:: YOUR OBJECTIVE ::
Locate all lines in the data below that hold "Predicted" and show them.

:: PROVIDED DATA ::
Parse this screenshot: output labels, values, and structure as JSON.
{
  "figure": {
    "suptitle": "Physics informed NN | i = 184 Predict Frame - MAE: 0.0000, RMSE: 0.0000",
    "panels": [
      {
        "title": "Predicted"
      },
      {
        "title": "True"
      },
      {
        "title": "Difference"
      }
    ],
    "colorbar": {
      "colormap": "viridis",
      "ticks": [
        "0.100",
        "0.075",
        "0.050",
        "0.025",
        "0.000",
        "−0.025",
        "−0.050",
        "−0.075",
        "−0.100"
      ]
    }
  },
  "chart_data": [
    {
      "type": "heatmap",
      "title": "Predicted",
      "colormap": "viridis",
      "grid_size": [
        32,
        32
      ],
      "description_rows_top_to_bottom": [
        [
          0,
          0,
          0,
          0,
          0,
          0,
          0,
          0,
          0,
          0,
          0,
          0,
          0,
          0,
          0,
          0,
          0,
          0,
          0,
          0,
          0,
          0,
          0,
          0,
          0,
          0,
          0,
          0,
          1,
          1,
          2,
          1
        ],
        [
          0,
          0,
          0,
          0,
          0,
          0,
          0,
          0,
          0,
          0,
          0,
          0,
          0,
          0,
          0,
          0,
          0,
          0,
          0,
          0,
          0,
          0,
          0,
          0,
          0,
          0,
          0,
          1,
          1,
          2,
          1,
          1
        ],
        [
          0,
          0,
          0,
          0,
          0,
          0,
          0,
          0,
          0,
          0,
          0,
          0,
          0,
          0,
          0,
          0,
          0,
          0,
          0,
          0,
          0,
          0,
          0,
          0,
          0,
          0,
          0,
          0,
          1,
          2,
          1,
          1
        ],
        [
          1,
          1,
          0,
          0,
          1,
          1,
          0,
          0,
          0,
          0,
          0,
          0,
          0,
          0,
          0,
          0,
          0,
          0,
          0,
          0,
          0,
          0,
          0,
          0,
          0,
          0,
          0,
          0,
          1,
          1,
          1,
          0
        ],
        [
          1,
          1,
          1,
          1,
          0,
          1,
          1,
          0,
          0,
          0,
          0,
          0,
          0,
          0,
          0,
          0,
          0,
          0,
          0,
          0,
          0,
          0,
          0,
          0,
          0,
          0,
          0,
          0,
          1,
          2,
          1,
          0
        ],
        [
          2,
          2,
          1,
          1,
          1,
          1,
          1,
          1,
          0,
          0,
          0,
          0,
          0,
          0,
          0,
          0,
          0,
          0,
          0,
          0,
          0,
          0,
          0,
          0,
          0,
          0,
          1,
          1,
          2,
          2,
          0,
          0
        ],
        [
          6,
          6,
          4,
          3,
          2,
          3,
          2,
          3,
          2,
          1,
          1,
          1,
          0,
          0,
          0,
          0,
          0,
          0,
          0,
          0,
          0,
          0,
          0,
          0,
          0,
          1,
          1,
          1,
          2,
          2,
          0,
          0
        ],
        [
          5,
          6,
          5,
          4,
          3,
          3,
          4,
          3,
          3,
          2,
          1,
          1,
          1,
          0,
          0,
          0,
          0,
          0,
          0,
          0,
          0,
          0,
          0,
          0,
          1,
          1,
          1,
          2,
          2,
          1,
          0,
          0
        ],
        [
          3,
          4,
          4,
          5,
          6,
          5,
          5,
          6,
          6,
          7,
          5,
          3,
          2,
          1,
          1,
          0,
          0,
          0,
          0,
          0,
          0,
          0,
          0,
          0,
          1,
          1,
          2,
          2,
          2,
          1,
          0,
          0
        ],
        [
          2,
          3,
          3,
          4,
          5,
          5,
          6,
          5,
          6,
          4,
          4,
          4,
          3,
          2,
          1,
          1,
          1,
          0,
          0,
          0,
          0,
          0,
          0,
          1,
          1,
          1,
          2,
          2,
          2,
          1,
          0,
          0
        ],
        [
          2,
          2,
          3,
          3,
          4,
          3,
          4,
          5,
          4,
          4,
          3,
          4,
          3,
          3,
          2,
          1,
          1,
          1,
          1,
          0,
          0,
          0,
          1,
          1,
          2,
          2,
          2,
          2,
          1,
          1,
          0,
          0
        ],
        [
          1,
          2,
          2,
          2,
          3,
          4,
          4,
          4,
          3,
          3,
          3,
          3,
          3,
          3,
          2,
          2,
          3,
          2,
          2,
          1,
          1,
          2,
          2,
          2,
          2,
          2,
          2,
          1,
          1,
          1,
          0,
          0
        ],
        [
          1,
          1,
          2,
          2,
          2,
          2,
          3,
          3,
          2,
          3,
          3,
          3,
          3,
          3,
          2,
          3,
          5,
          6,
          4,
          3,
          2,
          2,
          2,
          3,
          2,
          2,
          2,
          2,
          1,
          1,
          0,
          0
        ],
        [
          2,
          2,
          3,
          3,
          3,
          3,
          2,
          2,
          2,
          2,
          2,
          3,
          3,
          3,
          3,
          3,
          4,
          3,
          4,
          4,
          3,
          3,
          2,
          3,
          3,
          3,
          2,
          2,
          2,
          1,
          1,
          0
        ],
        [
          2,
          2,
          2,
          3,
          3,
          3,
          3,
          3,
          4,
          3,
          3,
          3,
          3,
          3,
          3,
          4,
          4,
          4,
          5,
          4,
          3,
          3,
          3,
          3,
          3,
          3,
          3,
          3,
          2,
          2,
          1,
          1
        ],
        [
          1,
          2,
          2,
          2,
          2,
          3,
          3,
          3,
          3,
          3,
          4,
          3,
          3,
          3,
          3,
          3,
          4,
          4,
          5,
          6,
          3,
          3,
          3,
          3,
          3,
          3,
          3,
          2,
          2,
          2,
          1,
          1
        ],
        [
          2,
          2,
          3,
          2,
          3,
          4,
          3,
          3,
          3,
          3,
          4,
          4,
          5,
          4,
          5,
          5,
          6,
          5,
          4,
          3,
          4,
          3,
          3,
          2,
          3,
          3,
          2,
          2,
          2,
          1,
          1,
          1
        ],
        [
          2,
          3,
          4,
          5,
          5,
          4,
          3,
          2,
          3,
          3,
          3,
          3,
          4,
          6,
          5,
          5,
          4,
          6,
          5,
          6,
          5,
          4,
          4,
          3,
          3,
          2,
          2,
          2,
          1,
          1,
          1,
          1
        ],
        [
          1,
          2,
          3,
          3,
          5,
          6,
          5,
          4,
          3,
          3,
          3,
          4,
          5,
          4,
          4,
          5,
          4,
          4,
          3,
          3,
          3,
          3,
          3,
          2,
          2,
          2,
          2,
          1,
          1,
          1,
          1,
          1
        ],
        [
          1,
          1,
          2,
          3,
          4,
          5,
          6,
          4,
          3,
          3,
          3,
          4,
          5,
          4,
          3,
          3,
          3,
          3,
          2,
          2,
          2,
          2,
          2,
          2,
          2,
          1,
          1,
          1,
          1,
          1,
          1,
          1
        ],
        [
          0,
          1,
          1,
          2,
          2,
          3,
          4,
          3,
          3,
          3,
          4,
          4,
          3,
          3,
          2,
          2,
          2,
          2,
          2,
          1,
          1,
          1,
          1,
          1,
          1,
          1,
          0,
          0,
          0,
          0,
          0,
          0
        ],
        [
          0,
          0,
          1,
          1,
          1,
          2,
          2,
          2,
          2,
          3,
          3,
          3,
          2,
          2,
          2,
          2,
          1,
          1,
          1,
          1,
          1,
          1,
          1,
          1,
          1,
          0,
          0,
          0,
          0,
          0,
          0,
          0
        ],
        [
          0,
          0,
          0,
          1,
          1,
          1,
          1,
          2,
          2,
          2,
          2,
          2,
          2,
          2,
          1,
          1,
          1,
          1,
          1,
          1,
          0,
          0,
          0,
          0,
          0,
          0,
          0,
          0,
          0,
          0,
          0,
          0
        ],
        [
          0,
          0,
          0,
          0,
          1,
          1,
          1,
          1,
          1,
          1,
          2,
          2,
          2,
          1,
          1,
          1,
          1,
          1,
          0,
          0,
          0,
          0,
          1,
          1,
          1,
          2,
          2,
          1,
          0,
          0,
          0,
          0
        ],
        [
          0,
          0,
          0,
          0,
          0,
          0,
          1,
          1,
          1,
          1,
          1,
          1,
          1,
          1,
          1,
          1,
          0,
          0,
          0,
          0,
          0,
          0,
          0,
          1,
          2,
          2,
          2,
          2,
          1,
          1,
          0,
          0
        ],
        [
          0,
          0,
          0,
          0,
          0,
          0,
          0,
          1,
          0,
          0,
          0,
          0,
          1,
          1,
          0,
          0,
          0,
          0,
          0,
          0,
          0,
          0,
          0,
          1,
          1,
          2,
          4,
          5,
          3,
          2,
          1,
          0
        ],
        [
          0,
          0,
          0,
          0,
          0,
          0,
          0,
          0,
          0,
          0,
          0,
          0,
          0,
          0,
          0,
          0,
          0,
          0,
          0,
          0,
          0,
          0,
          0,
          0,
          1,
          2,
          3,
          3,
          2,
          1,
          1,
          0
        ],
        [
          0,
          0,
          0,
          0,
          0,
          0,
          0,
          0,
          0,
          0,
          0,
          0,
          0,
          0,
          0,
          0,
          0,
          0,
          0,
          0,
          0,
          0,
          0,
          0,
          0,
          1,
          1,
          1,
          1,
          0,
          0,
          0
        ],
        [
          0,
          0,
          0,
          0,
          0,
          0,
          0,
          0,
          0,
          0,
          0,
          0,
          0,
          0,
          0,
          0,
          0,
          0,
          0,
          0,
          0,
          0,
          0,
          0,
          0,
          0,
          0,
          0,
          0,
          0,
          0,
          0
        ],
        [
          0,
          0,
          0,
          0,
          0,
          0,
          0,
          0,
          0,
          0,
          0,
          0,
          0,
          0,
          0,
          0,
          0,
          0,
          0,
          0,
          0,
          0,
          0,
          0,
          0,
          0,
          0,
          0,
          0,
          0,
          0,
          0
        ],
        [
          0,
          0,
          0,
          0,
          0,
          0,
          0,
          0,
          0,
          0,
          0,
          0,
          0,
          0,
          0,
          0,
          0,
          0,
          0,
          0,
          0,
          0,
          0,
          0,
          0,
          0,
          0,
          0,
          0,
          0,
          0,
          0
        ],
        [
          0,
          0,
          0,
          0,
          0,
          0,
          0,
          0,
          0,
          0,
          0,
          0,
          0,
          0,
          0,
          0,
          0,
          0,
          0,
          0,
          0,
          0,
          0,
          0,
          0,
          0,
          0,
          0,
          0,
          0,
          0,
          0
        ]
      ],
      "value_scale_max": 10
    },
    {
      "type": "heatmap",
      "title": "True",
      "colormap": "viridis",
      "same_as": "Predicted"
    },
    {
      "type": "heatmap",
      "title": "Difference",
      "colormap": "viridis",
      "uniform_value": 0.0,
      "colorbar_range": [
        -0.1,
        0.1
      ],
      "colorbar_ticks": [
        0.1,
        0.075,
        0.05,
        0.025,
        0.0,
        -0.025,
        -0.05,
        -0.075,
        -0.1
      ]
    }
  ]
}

:: WORKED SOLUTION ::
        "title": "Predicted"
      "title": "Predicted",
      "same_as": "Predicted"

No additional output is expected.